▸ Goal: Quote all of the data exactly as given. Skip every picture it contains.

▸ Source data:
_ _ _ _ _ _ _

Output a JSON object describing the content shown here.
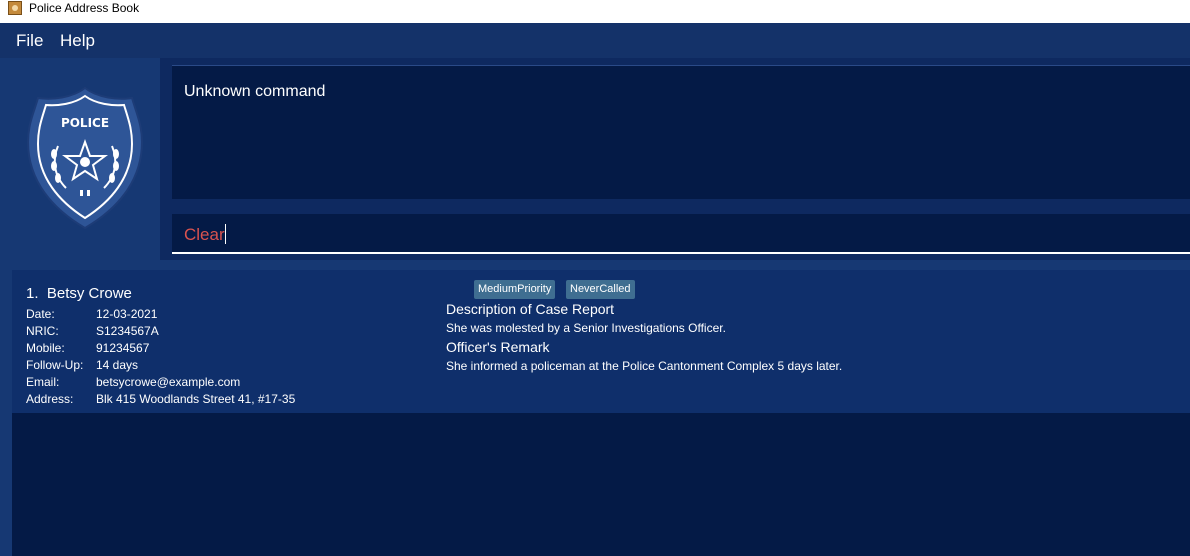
{
  "window": {
    "title": "Police Address Book"
  },
  "menu": {
    "file": "File",
    "help": "Help"
  },
  "logo": {
    "text": "POLICE"
  },
  "result": {
    "text": "Unknown command"
  },
  "command": {
    "value": "Clear"
  },
  "person": {
    "index": "1.",
    "name": "Betsy Crowe",
    "tags": [
      "MediumPriority",
      "NeverCalled"
    ],
    "fields": [
      {
        "label": "Date:",
        "value": "12-03-2021"
      },
      {
        "label": "NRIC:",
        "value": "S1234567A"
      },
      {
        "label": "Mobile:",
        "value": "91234567"
      },
      {
        "label": "Follow-Up:",
        "value": "14 days"
      },
      {
        "label": "Email:",
        "value": "betsycrowe@example.com"
      },
      {
        "label": "Address:",
        "value": "Blk 415 Woodlands Street 41, #17-35"
      }
    ],
    "description_heading": "Description of Case Report",
    "description": "She was molested by a Senior Investigations Officer.",
    "remark_heading": "Officer's Remark",
    "remark": "She informed a policeman at the Police Cantonment Complex 5 days later."
  },
  "colors": {
    "background": "#163873",
    "card": "#0f2f6b",
    "panel_dark": "#041a46",
    "tag": "#3f6e91",
    "command_text": "#d9534f"
  }
}
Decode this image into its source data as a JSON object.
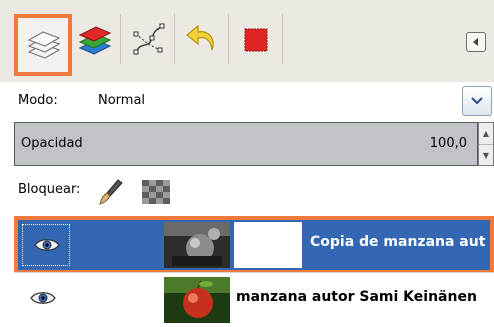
{
  "tabs": [
    {
      "name": "Capas",
      "icon": "layers-icon",
      "active": true
    },
    {
      "name": "Canales",
      "icon": "channels-icon",
      "active": false
    },
    {
      "name": "Rutas",
      "icon": "paths-icon",
      "active": false
    },
    {
      "name": "Deshacer",
      "icon": "undo-icon",
      "active": false
    },
    {
      "name": "Color",
      "icon": "red-square-icon",
      "active": false
    }
  ],
  "controls": {
    "mode_label": "Modo:",
    "mode_value": "Normal",
    "opacity_label": "Opacidad",
    "opacity_value": "100,0",
    "opacity_fraction": 1.0,
    "lock_label": "Bloquear:"
  },
  "layers": [
    {
      "name": "Copia de manzana autor Sami Keinänen",
      "visible": true,
      "selected": true
    },
    {
      "name": "manzana autor Sami Keinänen",
      "visible": true,
      "selected": false
    }
  ],
  "colors": {
    "accent": "#f07a3c",
    "selection": "#3366b3"
  }
}
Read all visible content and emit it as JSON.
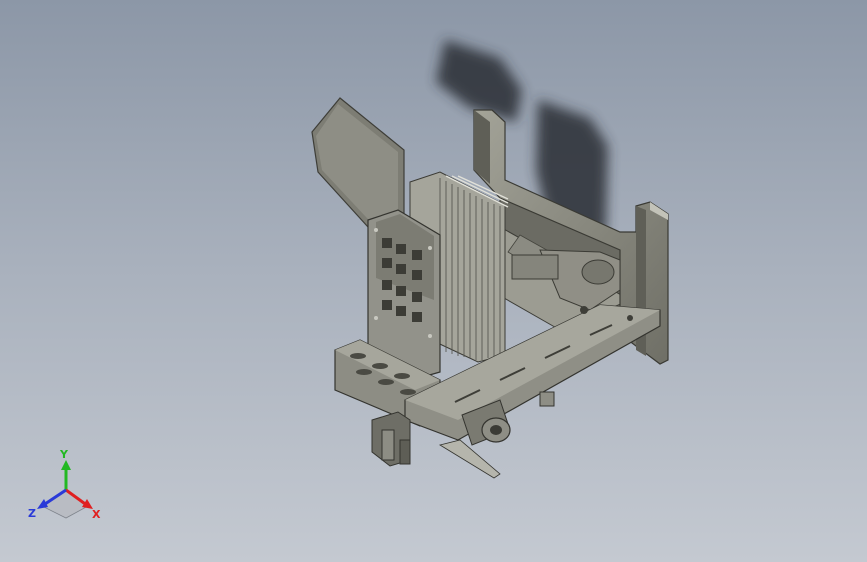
{
  "view": {
    "background_top": "#8c97a7",
    "background_bottom": "#c4c9d1",
    "part_color": "#84847a",
    "part_shade": "#55554d",
    "part_light": "#b7b7ad",
    "shadow_color": "#2c2f34"
  },
  "triad": {
    "x_label": "X",
    "y_label": "Y",
    "z_label": "Z",
    "x_color": "#e02020",
    "y_color": "#22b822",
    "z_color": "#2a3ad8"
  }
}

_ _ _ _ _ _ _

▸ Response to the exercise:
Output a JSON object describing the content shown here.
{
  "window": {
    "title": "Police Address Book"
  },
  "menu": {
    "file": "File",
    "help": "Help"
  },
  "logo": {
    "text": "POLICE"
  },
  "result": {
    "text": "Unknown command"
  },
  "command": {
    "value": "Clear"
  },
  "person": {
    "index": "1.",
    "name": "Betsy Crowe",
    "tags": [
      "MediumPriority",
      "NeverCalled"
    ],
    "fields": [
      {
        "label": "Date:",
        "value": "12-03-2021"
      },
      {
        "label": "NRIC:",
        "value": "S1234567A"
      },
      {
        "label": "Mobile:",
        "value": "91234567"
      },
      {
        "label": "Follow-Up:",
        "value": "14 days"
      },
      {
        "label": "Email:",
        "value": "betsycrowe@example.com"
      },
      {
        "label": "Address:",
        "value": "Blk 415 Woodlands Street 41, #17-35"
      }
    ],
    "description_heading": "Description of Case Report",
    "description": "She was molested by a Senior Investigations Officer.",
    "remark_heading": "Officer's Remark",
    "remark": "She informed a policeman at the Police Cantonment Complex 5 days later."
  },
  "colors": {
    "background": "#163873",
    "card": "#0f2f6b",
    "panel_dark": "#041a46",
    "tag": "#3f6e91",
    "command_text": "#d9534f"
  }
}
Decode this image into its source data as a JSON object.
{
  "tabs": [
    {
      "name": "Capas",
      "icon": "layers-icon",
      "active": true
    },
    {
      "name": "Canales",
      "icon": "channels-icon",
      "active": false
    },
    {
      "name": "Rutas",
      "icon": "paths-icon",
      "active": false
    },
    {
      "name": "Deshacer",
      "icon": "undo-icon",
      "active": false
    },
    {
      "name": "Color",
      "icon": "red-square-icon",
      "active": false
    }
  ],
  "controls": {
    "mode_label": "Modo:",
    "mode_value": "Normal",
    "opacity_label": "Opacidad",
    "opacity_value": "100,0",
    "opacity_fraction": 1.0,
    "lock_label": "Bloquear:"
  },
  "layers": [
    {
      "name": "Copia de manzana autor Sami Keinänen",
      "visible": true,
      "selected": true
    },
    {
      "name": "manzana autor Sami Keinänen",
      "visible": true,
      "selected": false
    }
  ],
  "colors": {
    "accent": "#f07a3c",
    "selection": "#3366b3"
  }
}
Read all visible content and emit it as JSON.
{
  "view": {
    "background_top": "#8c97a7",
    "background_bottom": "#c4c9d1",
    "part_color": "#84847a",
    "part_shade": "#55554d",
    "part_light": "#b7b7ad",
    "shadow_color": "#2c2f34"
  },
  "triad": {
    "x_label": "X",
    "y_label": "Y",
    "z_label": "Z",
    "x_color": "#e02020",
    "y_color": "#22b822",
    "z_color": "#2a3ad8"
  }
}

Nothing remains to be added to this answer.